Work through the material below line by line and say how many lines include the word "muscles". Only the number, please.

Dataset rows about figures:
[START]
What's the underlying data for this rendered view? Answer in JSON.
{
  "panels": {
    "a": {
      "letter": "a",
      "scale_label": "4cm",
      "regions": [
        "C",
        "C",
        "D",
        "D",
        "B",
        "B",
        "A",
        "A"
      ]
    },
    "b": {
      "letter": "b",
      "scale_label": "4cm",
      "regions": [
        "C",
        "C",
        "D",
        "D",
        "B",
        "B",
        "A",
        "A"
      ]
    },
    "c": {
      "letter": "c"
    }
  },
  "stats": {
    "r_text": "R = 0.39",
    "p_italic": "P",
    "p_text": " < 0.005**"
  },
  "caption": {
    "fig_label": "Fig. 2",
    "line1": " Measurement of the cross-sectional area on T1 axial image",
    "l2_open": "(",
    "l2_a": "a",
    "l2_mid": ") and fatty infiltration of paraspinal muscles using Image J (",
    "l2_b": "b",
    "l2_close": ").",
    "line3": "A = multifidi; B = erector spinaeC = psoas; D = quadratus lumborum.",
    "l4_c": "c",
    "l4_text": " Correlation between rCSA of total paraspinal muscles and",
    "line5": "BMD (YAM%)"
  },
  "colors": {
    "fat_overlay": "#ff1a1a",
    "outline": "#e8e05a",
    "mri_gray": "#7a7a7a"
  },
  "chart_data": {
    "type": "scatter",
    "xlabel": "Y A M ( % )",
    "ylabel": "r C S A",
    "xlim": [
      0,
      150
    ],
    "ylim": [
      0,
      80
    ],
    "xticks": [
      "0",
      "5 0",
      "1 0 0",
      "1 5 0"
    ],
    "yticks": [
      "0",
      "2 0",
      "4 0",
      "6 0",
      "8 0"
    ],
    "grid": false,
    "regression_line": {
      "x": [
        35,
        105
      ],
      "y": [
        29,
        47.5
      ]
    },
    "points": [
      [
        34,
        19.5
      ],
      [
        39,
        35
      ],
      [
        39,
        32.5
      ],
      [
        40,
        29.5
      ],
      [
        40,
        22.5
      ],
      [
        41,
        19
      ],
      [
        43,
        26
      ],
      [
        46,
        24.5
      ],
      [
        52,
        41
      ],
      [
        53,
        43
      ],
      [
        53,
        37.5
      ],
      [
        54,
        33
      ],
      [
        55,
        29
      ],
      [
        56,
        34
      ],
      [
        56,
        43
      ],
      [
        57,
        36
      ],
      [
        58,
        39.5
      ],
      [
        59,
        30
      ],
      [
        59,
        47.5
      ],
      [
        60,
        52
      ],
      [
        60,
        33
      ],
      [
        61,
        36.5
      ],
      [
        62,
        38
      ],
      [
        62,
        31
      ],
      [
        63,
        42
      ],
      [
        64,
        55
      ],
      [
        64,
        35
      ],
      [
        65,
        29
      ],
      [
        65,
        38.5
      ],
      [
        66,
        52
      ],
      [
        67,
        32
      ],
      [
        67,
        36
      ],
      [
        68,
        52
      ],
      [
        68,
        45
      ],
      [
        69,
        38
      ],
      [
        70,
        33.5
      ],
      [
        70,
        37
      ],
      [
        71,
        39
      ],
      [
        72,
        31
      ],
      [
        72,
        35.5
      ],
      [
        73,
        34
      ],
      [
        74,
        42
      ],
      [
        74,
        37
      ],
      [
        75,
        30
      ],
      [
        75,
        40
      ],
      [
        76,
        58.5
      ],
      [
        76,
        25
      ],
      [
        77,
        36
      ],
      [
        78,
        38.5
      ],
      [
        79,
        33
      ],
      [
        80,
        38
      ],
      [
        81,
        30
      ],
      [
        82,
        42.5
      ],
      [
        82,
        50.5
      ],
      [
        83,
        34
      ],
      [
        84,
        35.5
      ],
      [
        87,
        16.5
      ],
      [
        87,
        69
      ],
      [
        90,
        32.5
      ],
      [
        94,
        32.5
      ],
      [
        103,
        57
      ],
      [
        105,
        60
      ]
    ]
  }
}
[END]
ANSWER TO THE PROBLEM: 2